**Objetivo 1**
Transcreva sem nenhuma alteração as linhas dos registros que vão da que contém "chart-svg [30, 30, 770, 770]" até a que contém "chart-frame: TheBottleneck.com [0, 0, 800, 800]", ambas incluídas.

**Texto para leitura**
>>

Brunoro concede entrevista ao UOL Esporte em seu escritório - Danilo Lavieri/UOL Esporte
Brunoro concede entrevista ao UOL Esporte em seu escritório Imagem: Danilo Lavieri/UOL Esporte

Danilo Lavieri e Vanderlei Lima

Do UOL, em São Paulo

23/12/2014 06h01

José Carlos Brunoro se mostrou satisfeito com o trabalho que desempenhou no Palmeiras nos últimos dois anos, mesmo com a equipe tendo lutado para não cair para a Segundona na reta final do Brasileirão deste ano.

O ex-diretor executivo afirmou que comandou um longo trabalho de reestruturação para que o clube pudesse voltar a comemorar no futuro. Por isso, ele crava que os palmeirenses ainda falarão obrigado a ele.

Na entrevista ao UOL Esporte, ele ainda explicou quem são as pessoas que Paulo Nobre precisaria ouvir menos, admite erro com a novela de Kardec e conta porque ficou um pouco afastado do futebol nos últimos seis meses.

Agora sem trabalho em um clube, Brunoro segue envolvido com sua empresa particular e volta a buscar uma vaga para trabalhar no futebol.

Confira a entrevista completa ao UOL de José Carlos Brunoro:

UOL Esporte: Qual o seu sentimento após deixar o Palmeiras?
José Carlos Brunoro:
O sentimento é de dever cumprido, estou aliviado porque foram dois anos de muita pressão e muita dificuldade. Minha família, inclusive, queria que eu ficasse um pouco fora. Quando os resultados não chegam... Até botaram o meu cartão na internet e todo mundo ligando e xingando, aquela coisa toda. O meu contrato terminava agora em dezembro, então, provavelmente, eu também não continuaria por causa dessa pressão da família. Por isso, digo que estou aliviado neste sentido, mas também super satisfeito com o trabalho que foi feito. Infelizmente, o trabalho foi analisado só pelo futebol, mas o futebol pegava uma parte do meu trabalho, não 100%. Mas é assim. No futebol, o pessoal direciona pra uma situação. O certo é que o Palmeiras vai estar muito melhor a partir de janeiro, vai ser um clube muito solidificado, muito estruturado, um dos mais estruturados do futebol brasileiro.

UOL Esporte: Como foi essa pressão da família?
Brunoro
: Minha mulher é sempre preocupada com as minhas coisas. Os meus filhos são pequenos, um deles tem dez e outro tem oito anos. E tem muita coisa na escola também, aquela de a molecada encher o saco deles. Mas senti que minha filha não queria que eu saísse do Palmeiras. Um deles até falou para eu abrir outro Audax!

<<

[Registros de um conjunto de dados]
>>

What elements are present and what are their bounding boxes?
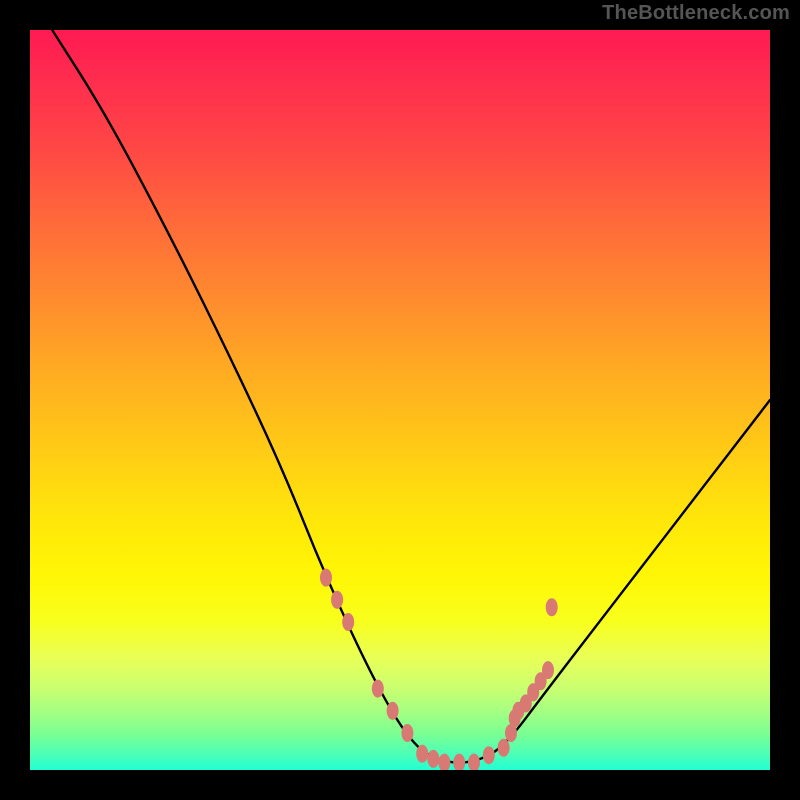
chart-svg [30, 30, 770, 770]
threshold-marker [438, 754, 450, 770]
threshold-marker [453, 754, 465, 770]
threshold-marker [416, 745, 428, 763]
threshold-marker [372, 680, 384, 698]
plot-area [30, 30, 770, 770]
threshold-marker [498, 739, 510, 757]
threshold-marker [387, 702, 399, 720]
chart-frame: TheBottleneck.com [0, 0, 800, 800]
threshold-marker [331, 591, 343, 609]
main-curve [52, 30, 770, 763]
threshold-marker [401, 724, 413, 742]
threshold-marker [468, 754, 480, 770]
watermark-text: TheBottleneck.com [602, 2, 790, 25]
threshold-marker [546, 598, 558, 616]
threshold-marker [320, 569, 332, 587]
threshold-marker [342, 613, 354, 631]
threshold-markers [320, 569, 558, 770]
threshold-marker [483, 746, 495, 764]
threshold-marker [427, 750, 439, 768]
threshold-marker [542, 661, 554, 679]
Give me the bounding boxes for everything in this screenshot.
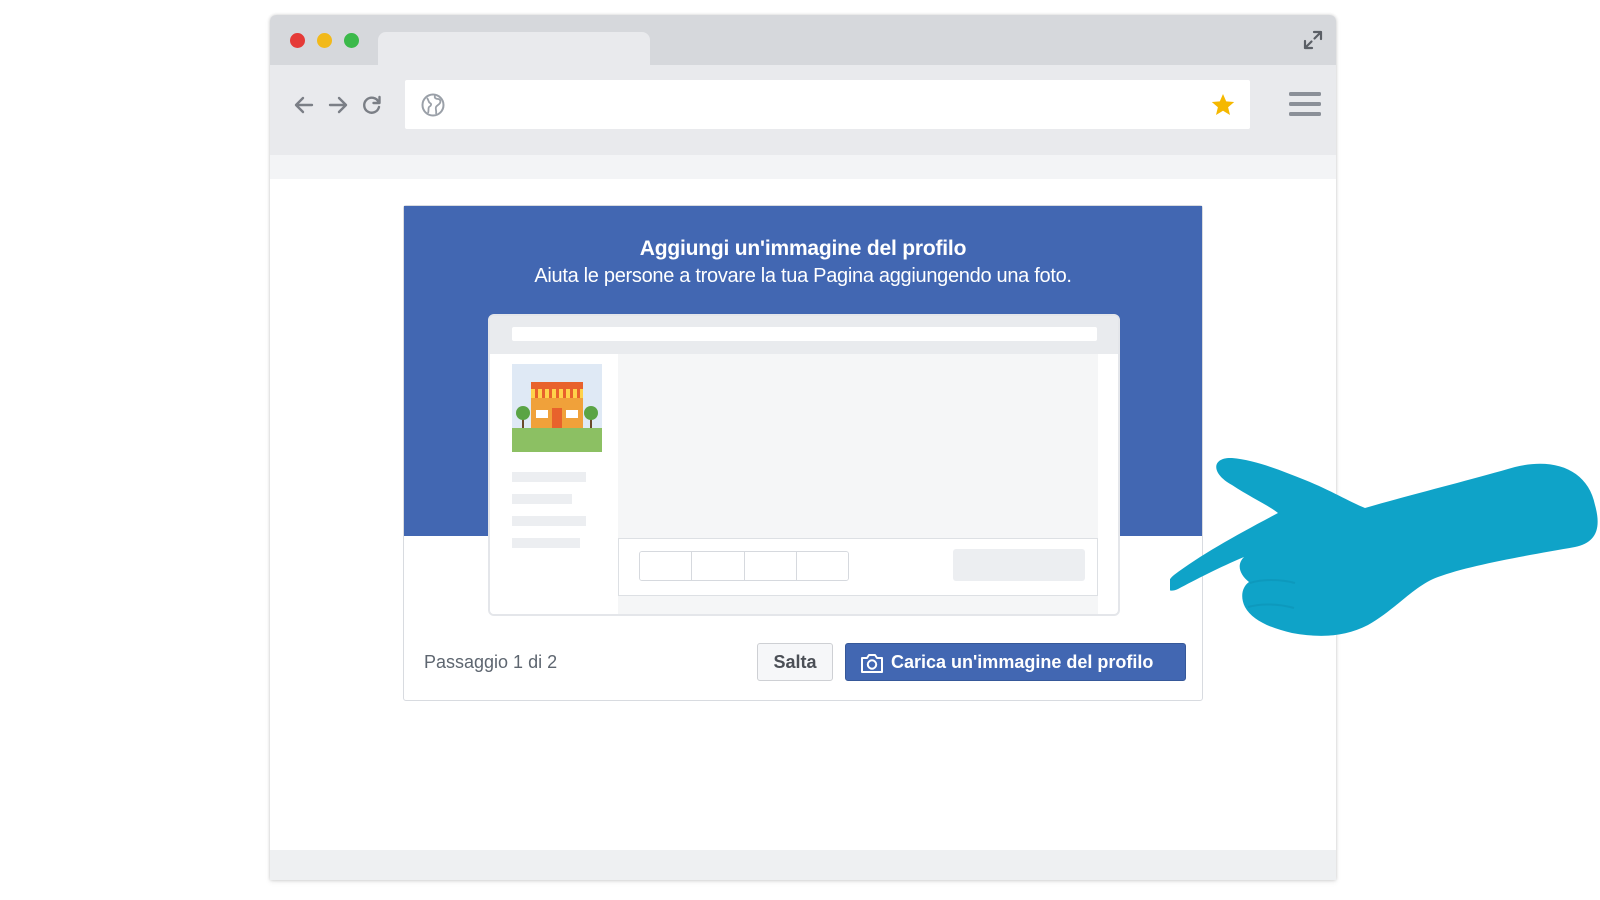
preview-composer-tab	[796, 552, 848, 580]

<<

**Objetivo 2**
Extraia da entrevista com Brunoro, sem mudar nada, o trecho entre "Danilo Lavieri e" e "últimos seis meses.", inclusive.

**Resposta do exercício 1**
chart-svg [30, 30, 770, 770]
threshold-marker [438, 754, 450, 770]
threshold-marker [453, 754, 465, 770]
threshold-marker [416, 745, 428, 763]
threshold-marker [372, 680, 384, 698]
plot-area [30, 30, 770, 770]
threshold-marker [498, 739, 510, 757]
threshold-marker [387, 702, 399, 720]
chart-frame: TheBottleneck.com [0, 0, 800, 800]

**Resposta do exercício 2**
Danilo Lavieri e Vanderlei Lima

Do UOL, em São Paulo

23/12/2014 06h01

José Carlos Brunoro se mostrou satisfeito com o trabalho que desempenhou no Palmeiras nos últimos dois anos, mesmo com a equipe tendo lutado para não cair para a Segundona na reta final do Brasileirão deste ano.

O ex-diretor executivo afirmou que comandou um longo trabalho de reestruturação para que o clube pudesse voltar a comemorar no futuro. Por isso, ele crava que os palmeirenses ainda falarão obrigado a ele.

Na entrevista ao UOL Esporte, ele ainda explicou quem são as pessoas que Paulo Nobre precisaria ouvir menos, admite erro com a novela de Kardec e conta porque ficou um pouco afastado do futebol nos últimos seis meses.